GIVEN INFORMATION:
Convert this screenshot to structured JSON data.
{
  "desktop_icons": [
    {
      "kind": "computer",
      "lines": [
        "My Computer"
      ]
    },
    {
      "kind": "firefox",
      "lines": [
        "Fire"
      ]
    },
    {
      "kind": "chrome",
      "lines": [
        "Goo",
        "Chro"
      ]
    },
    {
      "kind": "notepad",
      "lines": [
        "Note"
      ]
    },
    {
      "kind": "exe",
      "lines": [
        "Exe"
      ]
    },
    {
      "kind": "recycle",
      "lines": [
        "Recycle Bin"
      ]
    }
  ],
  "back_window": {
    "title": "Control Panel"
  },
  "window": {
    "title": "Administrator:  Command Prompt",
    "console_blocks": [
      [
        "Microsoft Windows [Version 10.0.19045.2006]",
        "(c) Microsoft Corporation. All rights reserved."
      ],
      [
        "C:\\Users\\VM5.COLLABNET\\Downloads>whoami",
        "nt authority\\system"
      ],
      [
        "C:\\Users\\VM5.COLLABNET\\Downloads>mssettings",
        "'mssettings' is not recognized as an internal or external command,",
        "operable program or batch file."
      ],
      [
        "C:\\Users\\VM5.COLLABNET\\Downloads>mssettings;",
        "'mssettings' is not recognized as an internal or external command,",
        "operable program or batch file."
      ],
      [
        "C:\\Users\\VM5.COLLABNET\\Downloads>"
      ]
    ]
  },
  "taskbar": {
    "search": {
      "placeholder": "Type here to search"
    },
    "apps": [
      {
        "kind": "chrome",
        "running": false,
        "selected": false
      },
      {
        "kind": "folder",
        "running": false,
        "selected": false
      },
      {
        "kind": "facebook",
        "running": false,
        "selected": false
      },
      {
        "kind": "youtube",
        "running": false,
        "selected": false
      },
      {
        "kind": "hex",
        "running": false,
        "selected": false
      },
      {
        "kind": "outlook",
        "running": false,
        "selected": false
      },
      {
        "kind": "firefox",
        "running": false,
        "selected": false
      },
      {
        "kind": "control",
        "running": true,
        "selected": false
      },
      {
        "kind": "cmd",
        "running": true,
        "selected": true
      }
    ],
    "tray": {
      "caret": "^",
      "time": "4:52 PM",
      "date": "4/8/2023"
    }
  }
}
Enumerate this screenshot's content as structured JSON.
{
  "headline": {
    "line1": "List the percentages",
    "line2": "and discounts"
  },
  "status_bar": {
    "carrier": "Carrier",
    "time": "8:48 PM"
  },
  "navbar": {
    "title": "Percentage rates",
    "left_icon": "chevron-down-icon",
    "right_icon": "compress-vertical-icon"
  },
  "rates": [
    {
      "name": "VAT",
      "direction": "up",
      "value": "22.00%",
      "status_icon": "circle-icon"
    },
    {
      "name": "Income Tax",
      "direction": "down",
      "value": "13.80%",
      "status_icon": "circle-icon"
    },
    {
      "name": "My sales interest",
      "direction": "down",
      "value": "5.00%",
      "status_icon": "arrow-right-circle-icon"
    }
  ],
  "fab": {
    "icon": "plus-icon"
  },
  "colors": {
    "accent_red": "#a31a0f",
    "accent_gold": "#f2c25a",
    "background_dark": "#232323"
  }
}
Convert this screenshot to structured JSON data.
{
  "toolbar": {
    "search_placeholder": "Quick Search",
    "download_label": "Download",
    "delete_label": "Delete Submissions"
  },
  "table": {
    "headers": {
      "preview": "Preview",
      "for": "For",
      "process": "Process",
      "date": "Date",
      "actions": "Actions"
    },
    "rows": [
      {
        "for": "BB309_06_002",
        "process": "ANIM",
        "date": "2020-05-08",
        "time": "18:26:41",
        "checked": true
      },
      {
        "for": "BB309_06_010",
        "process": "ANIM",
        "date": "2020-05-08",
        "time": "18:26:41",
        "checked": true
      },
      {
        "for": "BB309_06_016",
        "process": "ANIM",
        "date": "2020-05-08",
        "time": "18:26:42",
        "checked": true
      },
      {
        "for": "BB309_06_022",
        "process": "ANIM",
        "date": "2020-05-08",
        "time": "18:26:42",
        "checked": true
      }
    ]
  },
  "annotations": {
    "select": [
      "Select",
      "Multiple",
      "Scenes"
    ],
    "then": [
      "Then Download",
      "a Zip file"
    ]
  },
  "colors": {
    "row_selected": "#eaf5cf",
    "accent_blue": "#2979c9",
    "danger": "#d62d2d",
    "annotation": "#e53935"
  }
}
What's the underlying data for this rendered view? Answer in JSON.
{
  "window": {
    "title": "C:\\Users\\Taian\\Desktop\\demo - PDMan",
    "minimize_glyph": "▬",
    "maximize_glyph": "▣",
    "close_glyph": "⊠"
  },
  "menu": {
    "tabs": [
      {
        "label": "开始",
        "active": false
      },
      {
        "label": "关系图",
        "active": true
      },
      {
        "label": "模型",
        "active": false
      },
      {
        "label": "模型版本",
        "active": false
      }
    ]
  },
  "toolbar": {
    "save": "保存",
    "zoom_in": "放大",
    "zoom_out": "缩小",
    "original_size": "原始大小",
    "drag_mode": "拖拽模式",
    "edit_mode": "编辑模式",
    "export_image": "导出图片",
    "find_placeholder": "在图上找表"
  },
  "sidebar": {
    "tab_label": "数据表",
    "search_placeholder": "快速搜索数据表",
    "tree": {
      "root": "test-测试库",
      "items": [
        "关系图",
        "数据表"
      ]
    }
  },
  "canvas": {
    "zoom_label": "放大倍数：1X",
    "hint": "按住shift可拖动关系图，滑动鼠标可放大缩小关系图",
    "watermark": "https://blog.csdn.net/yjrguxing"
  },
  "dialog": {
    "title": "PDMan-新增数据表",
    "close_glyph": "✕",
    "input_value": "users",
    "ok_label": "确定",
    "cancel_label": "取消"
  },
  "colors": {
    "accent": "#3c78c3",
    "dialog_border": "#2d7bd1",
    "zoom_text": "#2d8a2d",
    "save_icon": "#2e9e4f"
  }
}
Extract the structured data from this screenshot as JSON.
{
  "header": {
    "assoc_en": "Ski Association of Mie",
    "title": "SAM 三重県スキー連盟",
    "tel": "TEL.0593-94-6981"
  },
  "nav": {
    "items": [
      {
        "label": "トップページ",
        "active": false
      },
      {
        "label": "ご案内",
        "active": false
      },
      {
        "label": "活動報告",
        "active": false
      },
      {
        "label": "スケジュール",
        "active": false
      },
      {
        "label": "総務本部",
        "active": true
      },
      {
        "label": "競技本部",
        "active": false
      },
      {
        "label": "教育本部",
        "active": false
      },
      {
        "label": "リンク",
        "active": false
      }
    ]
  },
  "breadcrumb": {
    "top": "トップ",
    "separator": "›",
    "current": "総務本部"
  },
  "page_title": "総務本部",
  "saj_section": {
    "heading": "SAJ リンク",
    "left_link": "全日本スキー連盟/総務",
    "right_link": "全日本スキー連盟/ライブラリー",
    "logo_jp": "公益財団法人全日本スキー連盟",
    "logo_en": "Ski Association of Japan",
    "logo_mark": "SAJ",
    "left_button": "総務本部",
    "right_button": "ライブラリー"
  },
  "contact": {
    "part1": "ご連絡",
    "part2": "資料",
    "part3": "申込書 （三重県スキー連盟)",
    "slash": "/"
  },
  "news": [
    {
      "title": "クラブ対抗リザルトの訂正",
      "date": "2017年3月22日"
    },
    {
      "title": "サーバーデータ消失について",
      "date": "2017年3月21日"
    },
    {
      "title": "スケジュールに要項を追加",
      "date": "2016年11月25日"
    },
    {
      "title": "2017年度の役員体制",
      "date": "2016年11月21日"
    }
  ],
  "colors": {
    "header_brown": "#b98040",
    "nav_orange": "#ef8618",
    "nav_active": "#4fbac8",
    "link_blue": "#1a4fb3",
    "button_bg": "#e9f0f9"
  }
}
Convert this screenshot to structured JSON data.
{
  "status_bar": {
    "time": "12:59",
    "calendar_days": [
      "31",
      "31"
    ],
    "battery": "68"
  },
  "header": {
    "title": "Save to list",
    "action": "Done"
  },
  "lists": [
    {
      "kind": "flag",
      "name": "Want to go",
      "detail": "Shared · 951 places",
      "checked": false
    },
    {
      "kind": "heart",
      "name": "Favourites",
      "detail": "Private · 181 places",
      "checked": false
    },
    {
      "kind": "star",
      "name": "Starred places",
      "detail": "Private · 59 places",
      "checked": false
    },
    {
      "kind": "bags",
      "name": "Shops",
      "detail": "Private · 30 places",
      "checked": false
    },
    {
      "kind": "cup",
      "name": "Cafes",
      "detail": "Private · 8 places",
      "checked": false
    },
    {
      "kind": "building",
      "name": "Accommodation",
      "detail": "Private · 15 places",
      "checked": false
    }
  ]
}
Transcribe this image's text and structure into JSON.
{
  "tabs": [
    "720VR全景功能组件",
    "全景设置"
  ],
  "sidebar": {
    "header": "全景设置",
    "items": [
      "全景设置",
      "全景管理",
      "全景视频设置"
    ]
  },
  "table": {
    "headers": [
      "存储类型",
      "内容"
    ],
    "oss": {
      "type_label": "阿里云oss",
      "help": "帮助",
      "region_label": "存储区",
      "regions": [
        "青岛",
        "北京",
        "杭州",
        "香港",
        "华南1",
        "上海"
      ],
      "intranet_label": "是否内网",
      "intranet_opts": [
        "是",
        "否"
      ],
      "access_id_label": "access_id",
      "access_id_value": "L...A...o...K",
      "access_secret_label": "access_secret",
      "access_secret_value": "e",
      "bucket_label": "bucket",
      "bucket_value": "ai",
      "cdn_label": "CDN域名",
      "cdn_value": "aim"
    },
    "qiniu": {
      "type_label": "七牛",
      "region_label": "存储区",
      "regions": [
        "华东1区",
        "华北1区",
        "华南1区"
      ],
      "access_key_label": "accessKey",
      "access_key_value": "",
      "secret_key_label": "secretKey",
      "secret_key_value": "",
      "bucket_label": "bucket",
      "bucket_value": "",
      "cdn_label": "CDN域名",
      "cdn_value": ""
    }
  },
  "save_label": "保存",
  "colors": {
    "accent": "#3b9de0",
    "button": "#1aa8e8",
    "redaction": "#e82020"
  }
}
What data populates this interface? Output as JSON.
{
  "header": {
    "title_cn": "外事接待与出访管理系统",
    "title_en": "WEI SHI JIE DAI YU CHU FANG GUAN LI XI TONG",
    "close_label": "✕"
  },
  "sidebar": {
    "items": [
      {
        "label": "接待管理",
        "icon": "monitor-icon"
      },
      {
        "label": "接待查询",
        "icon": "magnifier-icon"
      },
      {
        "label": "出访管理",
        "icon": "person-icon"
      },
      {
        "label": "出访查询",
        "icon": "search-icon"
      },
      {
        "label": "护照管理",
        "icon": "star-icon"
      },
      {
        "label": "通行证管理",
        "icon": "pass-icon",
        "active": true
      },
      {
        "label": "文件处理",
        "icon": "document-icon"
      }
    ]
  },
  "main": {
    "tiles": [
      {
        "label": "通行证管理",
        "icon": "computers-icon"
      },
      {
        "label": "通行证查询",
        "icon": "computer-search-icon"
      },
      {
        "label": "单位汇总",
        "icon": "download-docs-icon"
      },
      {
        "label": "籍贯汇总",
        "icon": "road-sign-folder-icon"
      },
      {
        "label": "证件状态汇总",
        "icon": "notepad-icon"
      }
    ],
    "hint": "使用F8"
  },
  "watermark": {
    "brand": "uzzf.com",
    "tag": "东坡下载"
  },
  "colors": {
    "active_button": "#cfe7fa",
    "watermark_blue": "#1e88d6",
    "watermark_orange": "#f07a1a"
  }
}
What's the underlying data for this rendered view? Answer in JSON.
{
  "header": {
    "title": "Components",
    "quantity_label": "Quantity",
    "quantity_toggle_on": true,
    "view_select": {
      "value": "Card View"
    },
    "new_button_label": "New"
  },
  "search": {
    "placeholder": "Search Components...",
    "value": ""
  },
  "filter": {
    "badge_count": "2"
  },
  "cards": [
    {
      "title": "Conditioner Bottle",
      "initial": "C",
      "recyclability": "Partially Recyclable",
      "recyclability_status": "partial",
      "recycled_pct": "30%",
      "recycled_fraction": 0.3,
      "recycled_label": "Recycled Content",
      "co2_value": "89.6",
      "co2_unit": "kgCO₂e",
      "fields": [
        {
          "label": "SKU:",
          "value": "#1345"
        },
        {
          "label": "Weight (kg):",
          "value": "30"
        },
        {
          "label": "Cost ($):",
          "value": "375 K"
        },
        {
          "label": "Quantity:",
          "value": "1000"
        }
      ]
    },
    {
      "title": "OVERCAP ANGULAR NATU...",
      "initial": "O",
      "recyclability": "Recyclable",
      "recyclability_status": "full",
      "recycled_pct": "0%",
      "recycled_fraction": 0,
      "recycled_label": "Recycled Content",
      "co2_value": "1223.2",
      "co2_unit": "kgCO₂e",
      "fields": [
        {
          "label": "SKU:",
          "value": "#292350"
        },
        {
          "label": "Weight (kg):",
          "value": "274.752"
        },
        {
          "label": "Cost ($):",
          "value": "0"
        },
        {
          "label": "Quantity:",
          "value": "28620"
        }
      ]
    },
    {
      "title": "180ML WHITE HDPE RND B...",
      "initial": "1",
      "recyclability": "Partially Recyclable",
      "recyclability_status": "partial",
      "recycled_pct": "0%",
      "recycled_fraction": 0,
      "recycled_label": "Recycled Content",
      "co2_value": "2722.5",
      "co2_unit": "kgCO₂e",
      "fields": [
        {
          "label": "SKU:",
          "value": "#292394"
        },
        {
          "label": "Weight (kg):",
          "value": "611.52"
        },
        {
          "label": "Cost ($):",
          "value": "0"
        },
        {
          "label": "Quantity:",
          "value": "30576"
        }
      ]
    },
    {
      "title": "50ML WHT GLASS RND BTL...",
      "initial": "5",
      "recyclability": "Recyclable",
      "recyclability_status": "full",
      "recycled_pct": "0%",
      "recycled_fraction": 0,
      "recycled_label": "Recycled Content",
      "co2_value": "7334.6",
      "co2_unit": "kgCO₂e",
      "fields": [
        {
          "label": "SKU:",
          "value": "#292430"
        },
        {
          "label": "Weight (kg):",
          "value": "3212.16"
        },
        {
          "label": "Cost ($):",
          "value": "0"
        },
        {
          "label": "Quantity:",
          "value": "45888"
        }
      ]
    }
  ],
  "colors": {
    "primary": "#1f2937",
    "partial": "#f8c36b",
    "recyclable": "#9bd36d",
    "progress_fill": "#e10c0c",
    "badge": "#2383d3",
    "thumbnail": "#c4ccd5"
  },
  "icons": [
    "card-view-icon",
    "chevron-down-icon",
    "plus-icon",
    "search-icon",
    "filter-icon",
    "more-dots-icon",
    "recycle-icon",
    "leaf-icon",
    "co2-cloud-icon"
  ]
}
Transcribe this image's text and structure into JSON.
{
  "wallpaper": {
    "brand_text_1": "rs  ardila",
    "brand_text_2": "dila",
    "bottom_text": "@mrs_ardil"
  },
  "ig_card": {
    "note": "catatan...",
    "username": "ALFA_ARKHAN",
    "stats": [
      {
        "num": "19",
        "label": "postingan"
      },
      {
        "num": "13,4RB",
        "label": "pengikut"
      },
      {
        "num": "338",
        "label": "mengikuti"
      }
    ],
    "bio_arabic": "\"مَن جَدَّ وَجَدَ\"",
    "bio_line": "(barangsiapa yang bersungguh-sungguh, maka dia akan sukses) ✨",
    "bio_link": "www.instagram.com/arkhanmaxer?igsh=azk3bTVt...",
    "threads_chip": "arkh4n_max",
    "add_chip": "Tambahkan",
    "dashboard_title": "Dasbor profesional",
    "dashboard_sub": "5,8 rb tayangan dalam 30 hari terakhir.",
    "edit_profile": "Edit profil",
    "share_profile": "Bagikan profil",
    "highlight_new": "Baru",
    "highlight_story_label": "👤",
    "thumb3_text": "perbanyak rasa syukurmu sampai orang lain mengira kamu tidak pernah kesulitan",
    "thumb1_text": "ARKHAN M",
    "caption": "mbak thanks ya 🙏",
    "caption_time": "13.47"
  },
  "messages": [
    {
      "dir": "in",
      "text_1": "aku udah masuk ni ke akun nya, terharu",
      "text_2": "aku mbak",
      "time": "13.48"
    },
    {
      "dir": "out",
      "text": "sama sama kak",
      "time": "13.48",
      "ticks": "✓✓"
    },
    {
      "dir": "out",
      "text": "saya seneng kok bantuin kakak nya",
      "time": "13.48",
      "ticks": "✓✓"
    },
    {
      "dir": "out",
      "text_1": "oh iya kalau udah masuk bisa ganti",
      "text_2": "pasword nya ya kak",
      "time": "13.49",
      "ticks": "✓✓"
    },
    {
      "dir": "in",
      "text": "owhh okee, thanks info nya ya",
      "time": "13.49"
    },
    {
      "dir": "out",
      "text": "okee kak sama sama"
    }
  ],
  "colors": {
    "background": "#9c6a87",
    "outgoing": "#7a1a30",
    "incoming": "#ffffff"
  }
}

AIM:
Gather all lines where the word "thanks" appears.

FULL ANSWER:
    "caption": "mbak thanks ya 🙏",
      "text": "owhh okee, thanks info nya ya",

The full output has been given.